WHAT YOU NEED TO DO: Each entry below is to be transcribed exactly.

── RECORDS FOR THIS EXERCISE

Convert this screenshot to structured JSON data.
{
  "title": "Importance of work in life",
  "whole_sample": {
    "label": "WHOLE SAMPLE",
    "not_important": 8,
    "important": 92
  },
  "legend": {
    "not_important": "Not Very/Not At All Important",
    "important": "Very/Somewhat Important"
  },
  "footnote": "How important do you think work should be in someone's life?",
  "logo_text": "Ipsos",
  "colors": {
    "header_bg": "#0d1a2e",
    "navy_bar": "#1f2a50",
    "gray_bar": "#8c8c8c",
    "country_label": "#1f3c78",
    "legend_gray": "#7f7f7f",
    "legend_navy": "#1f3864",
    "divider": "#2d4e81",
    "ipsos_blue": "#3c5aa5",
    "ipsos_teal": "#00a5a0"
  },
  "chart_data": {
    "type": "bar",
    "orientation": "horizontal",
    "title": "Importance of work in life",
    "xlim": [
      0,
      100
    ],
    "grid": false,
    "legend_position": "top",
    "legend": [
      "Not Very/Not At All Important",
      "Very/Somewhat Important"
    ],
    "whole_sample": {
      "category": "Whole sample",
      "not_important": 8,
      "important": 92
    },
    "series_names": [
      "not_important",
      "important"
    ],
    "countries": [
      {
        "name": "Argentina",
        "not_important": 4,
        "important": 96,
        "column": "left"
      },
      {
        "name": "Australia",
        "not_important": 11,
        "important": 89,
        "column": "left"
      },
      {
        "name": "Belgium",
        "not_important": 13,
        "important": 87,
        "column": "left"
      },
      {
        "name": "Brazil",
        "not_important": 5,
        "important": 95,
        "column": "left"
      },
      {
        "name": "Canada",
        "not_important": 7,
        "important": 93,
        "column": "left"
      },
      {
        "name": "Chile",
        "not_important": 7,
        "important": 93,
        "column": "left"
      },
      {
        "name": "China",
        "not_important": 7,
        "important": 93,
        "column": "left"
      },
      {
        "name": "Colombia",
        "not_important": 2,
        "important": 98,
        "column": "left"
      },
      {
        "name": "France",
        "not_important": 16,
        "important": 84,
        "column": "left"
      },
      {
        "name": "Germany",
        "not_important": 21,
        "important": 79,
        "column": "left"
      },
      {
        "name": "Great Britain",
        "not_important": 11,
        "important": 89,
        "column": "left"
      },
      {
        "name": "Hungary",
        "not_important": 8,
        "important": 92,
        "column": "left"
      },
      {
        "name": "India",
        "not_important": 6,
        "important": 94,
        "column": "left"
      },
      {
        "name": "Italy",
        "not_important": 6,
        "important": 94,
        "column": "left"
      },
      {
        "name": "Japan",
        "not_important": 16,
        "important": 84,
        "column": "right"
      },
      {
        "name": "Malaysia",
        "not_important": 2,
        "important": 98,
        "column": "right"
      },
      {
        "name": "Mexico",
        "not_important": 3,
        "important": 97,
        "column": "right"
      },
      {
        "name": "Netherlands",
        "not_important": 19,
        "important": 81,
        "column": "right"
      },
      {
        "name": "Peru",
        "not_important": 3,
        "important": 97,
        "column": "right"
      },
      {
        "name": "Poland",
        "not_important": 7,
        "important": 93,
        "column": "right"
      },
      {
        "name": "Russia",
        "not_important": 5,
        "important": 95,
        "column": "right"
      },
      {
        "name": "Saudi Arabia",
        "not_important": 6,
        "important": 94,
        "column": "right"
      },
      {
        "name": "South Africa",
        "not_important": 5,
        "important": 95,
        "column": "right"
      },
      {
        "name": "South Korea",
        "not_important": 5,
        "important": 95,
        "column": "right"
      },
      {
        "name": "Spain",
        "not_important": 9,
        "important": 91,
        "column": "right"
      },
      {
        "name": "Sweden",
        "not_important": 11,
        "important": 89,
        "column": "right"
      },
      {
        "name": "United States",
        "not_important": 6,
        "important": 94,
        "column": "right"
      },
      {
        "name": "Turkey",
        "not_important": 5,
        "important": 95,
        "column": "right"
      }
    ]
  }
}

────

REPLY TO THE TASK:
Convert this screenshot to structured JSON data.
{
  "title": "Importance of work in life",
  "whole_sample": {
    "label": "WHOLE SAMPLE",
    "not_important": 8,
    "important": 92
  },
  "legend": {
    "not_important": "Not Very/Not At All Important",
    "important": "Very/Somewhat Important"
  },
  "footnote": "How important do you think work should be in someone's life?",
  "logo_text": "Ipsos",
  "colors": {
    "header_bg": "#0d1a2e",
    "navy_bar": "#1f2a50",
    "gray_bar": "#8c8c8c",
    "country_label": "#1f3c78",
    "legend_gray": "#7f7f7f",
    "legend_navy": "#1f3864",
    "divider": "#2d4e81",
    "ipsos_blue": "#3c5aa5",
    "ipsos_teal": "#00a5a0"
  },
  "chart_data": {
    "type": "bar",
    "orientation": "horizontal",
    "title": "Importance of work in life",
    "xlim": [
      0,
      100
    ],
    "grid": false,
    "legend_position": "top",
    "legend": [
      "Not Very/Not At All Important",
      "Very/Somewhat Important"
    ],
    "whole_sample": {
      "category": "Whole sample",
      "not_important": 8,
      "important": 92
    },
    "series_names": [
      "not_important",
      "important"
    ],
    "countries": [
      {
        "name": "Argentina",
        "not_important": 4,
        "important": 96,
        "column": "left"
      },
      {
        "name": "Australia",
        "not_important": 11,
        "important": 89,
        "column": "left"
      },
      {
        "name": "Belgium",
        "not_important": 13,
        "important": 87,
        "column": "left"
      },
      {
        "name": "Brazil",
        "not_important": 5,
        "important": 95,
        "column": "left"
      },
      {
        "name": "Canada",
        "not_important": 7,
        "important": 93,
        "column": "left"
      },
      {
        "name": "Chile",
        "not_important": 7,
        "important": 93,
        "column": "left"
      },
      {
        "name": "China",
        "not_important": 7,
        "important": 93,
        "column": "left"
      },
      {
        "name": "Colombia",
        "not_important": 2,
        "important": 98,
        "column": "left"
      },
      {
        "name": "France",
        "not_important": 16,
        "important": 84,
        "column": "left"
      },
      {
        "name": "Germany",
        "not_important": 21,
        "important": 79,
        "column": "left"
      },
      {
        "name": "Great Britain",
        "not_important": 11,
        "important": 89,
        "column": "left"
      },
      {
        "name": "Hungary",
        "not_important": 8,
        "important": 92,
        "column": "left"
      },
      {
        "name": "India",
        "not_important": 6,
        "important": 94,
        "column": "left"
      },
      {
        "name": "Italy",
        "not_important": 6,
        "important": 94,
        "column": "left"
      },
      {
        "name": "Japan",
        "not_important": 16,
        "important": 84,
        "column": "right"
      },
      {
        "name": "Malaysia",
        "not_important": 2,
        "important": 98,
        "column": "right"
      },
      {
        "name": "Mexico",
        "not_important": 3,
        "important": 97,
        "column": "right"
      },
      {
        "name": "Netherlands",
        "not_important": 19,
        "important": 81,
        "column": "right"
      },
      {
        "name": "Peru",
        "not_important": 3,
        "important": 97,
        "column": "right"
      },
      {
        "name": "Poland",
        "not_important": 7,
        "important": 93,
        "column": "right"
      },
      {
        "name": "Russia",
        "not_important": 5,
        "important": 95,
        "column": "right"
      },
      {
        "name": "Saudi Arabia",
        "not_important": 6,
        "important": 94,
        "column": "right"
      },
      {
        "name": "South Africa",
        "not_important": 5,
        "important": 95,
        "column": "right"
      },
      {
        "name": "South Korea",
        "not_important": 5,
        "important": 95,
        "column": "right"
      },
      {
        "name": "Spain",
        "not_important": 9,
        "important": 91,
        "column": "right"
      },
      {
        "name": "Sweden",
        "not_important": 11,
        "important": 89,
        "column": "right"
      },
      {
        "name": "United States",
        "not_important": 6,
        "important": 94,
        "column": "right"
      },
      {
        "name": "Turkey",
        "not_important": 5,
        "important": 95,
        "column": "right"
      }
    ]
  }
}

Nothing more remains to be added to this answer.